Repeat the records verbatim and leave the pictures out of your copy.

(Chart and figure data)

________________

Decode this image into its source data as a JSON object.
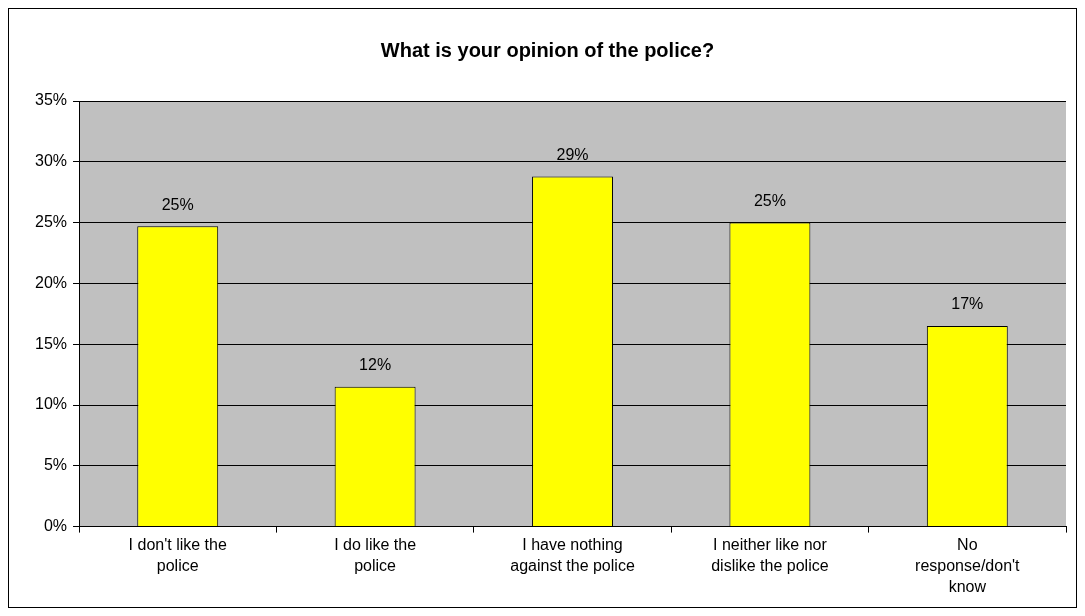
{
  "chart_data": {
    "type": "bar",
    "title": "What is your opinion of the police?",
    "categories": [
      "I don't like the police",
      "I do like the police",
      "I have nothing against the police",
      "I neither like nor dislike the police",
      "No response/don't know"
    ],
    "values": [
      24.7,
      11.5,
      28.8,
      25.0,
      16.5
    ],
    "value_labels": [
      "25%",
      "12%",
      "29%",
      "25%",
      "17%"
    ],
    "color": "#ffff00",
    "ylim": [
      0,
      35
    ],
    "yticks": [
      {
        "value": 0,
        "label": "0%"
      },
      {
        "value": 5,
        "label": "5%"
      },
      {
        "value": 10,
        "label": "10%"
      },
      {
        "value": 15,
        "label": "15%"
      },
      {
        "value": 20,
        "label": "20%"
      },
      {
        "value": 25,
        "label": "25%"
      },
      {
        "value": 30,
        "label": "30%"
      },
      {
        "value": 35,
        "label": "35%"
      }
    ],
    "grid": "y",
    "legend": false
  }
}
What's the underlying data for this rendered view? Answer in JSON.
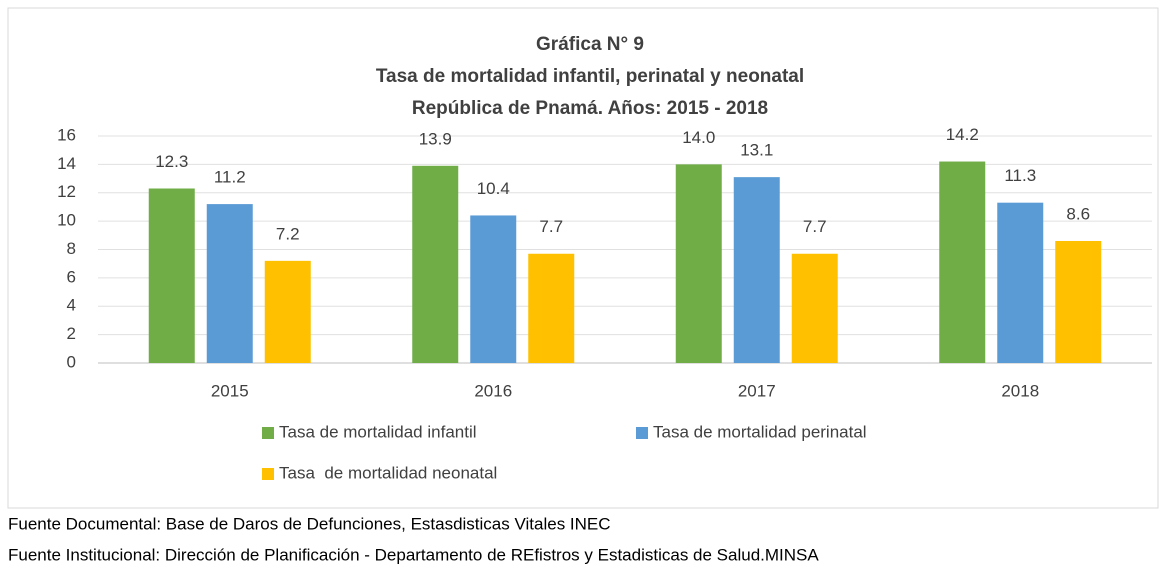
{
  "chart_data": {
    "type": "bar",
    "title": [
      "Gráfica N° 9",
      "Tasa de mortalidad infantil, perinatal y neonatal",
      "República de Pnamá. Años: 2015 - 2018"
    ],
    "categories": [
      "2015",
      "2016",
      "2017",
      "2018"
    ],
    "series": [
      {
        "name": "Tasa de mortalidad infantil",
        "color": "#70ad47",
        "values": [
          12.3,
          13.9,
          14,
          14.2
        ],
        "value_labels": [
          "12.3",
          "13.9",
          "14.0",
          "14.2"
        ]
      },
      {
        "name": "Tasa de mortalidad perinatal",
        "color": "#5b9bd5",
        "values": [
          11.2,
          10.4,
          13.1,
          11.3
        ],
        "value_labels": [
          "11.2",
          "10.4",
          "13.1",
          "11.3"
        ]
      },
      {
        "name": "Tasa  de mortalidad neonatal",
        "color": "#ffc000",
        "values": [
          7.2,
          7.7,
          7.7,
          8.6
        ],
        "value_labels": [
          "7.2",
          "7.7",
          "7.7",
          "8.6"
        ]
      }
    ],
    "ylim": [
      0,
      16
    ],
    "yticks": [
      0,
      2,
      4,
      6,
      8,
      10,
      12,
      14,
      16
    ],
    "grid": true,
    "legend": "bottom",
    "source": [
      "Fuente Documental: Base de Daros de Defunciones, Estasdisticas Vitales INEC",
      "Fuente Institucional: Dirección de Planificación - Departamento de REfistros y Estadisticas de Salud.MINSA"
    ]
  }
}
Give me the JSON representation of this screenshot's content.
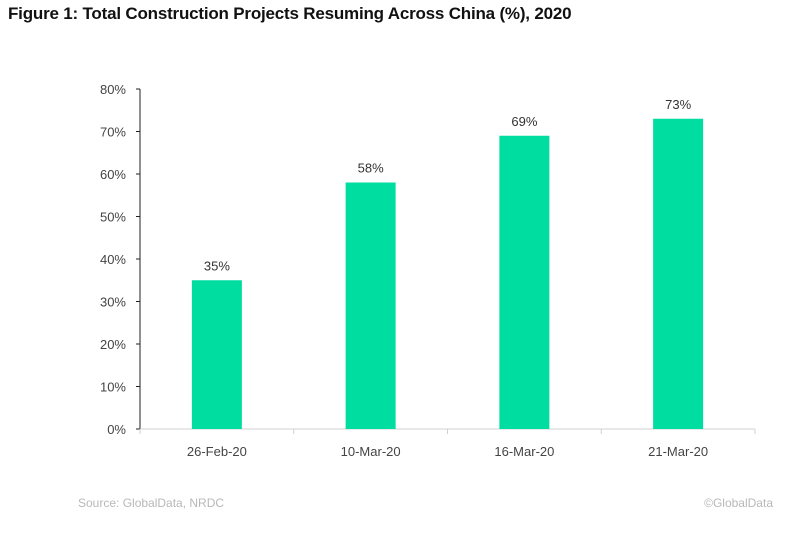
{
  "chart_data": {
    "type": "bar",
    "title": "Figure 1: Total Construction Projects Resuming Across China (%), 2020",
    "categories": [
      "26-Feb-20",
      "10-Mar-20",
      "16-Mar-20",
      "21-Mar-20"
    ],
    "values": [
      35,
      58,
      69,
      73
    ],
    "data_labels": [
      "35%",
      "58%",
      "69%",
      "73%"
    ],
    "xlabel": "",
    "ylabel": "",
    "ylim": [
      0,
      80
    ],
    "yticks": [
      "0%",
      "10%",
      "20%",
      "30%",
      "40%",
      "50%",
      "60%",
      "70%",
      "80%"
    ],
    "grid": false,
    "bar_color": "#00DDA0"
  },
  "footer": {
    "source": "Source: GlobalData, NRDC",
    "copyright": "©GlobalData"
  }
}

________________

_WORKED ANSWER_
Decode this image into its source data as a JSON object.
{
  "chart_data": {
    "type": "bar",
    "title": "What is your opinion of the police?",
    "categories": [
      "I don't like the police",
      "I do like the police",
      "I have nothing against the police",
      "I neither like nor dislike the police",
      "No response/don't know"
    ],
    "values": [
      24.7,
      11.5,
      28.8,
      25.0,
      16.5
    ],
    "value_labels": [
      "25%",
      "12%",
      "29%",
      "25%",
      "17%"
    ],
    "color": "#ffff00",
    "ylim": [
      0,
      35
    ],
    "yticks": [
      {
        "value": 0,
        "label": "0%"
      },
      {
        "value": 5,
        "label": "5%"
      },
      {
        "value": 10,
        "label": "10%"
      },
      {
        "value": 15,
        "label": "15%"
      },
      {
        "value": 20,
        "label": "20%"
      },
      {
        "value": 25,
        "label": "25%"
      },
      {
        "value": 30,
        "label": "30%"
      },
      {
        "value": 35,
        "label": "35%"
      }
    ],
    "grid": "y",
    "legend": false
  }
}
What's the underlying data for this rendered view? Answer in JSON.
{
  "chart_data": {
    "type": "bar",
    "title": [
      "Gráfica N° 9",
      "Tasa de mortalidad infantil, perinatal y neonatal",
      "República de Pnamá. Años: 2015 - 2018"
    ],
    "categories": [
      "2015",
      "2016",
      "2017",
      "2018"
    ],
    "series": [
      {
        "name": "Tasa de mortalidad infantil",
        "color": "#70ad47",
        "values": [
          12.3,
          13.9,
          14,
          14.2
        ],
        "value_labels": [
          "12.3",
          "13.9",
          "14.0",
          "14.2"
        ]
      },
      {
        "name": "Tasa de mortalidad perinatal",
        "color": "#5b9bd5",
        "values": [
          11.2,
          10.4,
          13.1,
          11.3
        ],
        "value_labels": [
          "11.2",
          "10.4",
          "13.1",
          "11.3"
        ]
      },
      {
        "name": "Tasa  de mortalidad neonatal",
        "color": "#ffc000",
        "values": [
          7.2,
          7.7,
          7.7,
          8.6
        ],
        "value_labels": [
          "7.2",
          "7.7",
          "7.7",
          "8.6"
        ]
      }
    ],
    "ylim": [
      0,
      16
    ],
    "yticks": [
      0,
      2,
      4,
      6,
      8,
      10,
      12,
      14,
      16
    ],
    "grid": true,
    "legend": "bottom",
    "source": [
      "Fuente Documental: Base de Daros de Defunciones, Estasdisticas Vitales INEC",
      "Fuente Institucional: Dirección de Planificación - Departamento de REfistros y Estadisticas de Salud.MINSA"
    ]
  }
}
Give me the JSON representation of this screenshot's content.
{
  "chart_data": {
    "type": "bar",
    "title": "Figure 1: Total Construction Projects Resuming Across China (%), 2020",
    "categories": [
      "26-Feb-20",
      "10-Mar-20",
      "16-Mar-20",
      "21-Mar-20"
    ],
    "values": [
      35,
      58,
      69,
      73
    ],
    "data_labels": [
      "35%",
      "58%",
      "69%",
      "73%"
    ],
    "xlabel": "",
    "ylabel": "",
    "ylim": [
      0,
      80
    ],
    "yticks": [
      "0%",
      "10%",
      "20%",
      "30%",
      "40%",
      "50%",
      "60%",
      "70%",
      "80%"
    ],
    "grid": false,
    "bar_color": "#00DDA0"
  },
  "footer": {
    "source": "Source: GlobalData, NRDC",
    "copyright": "©GlobalData"
  }
}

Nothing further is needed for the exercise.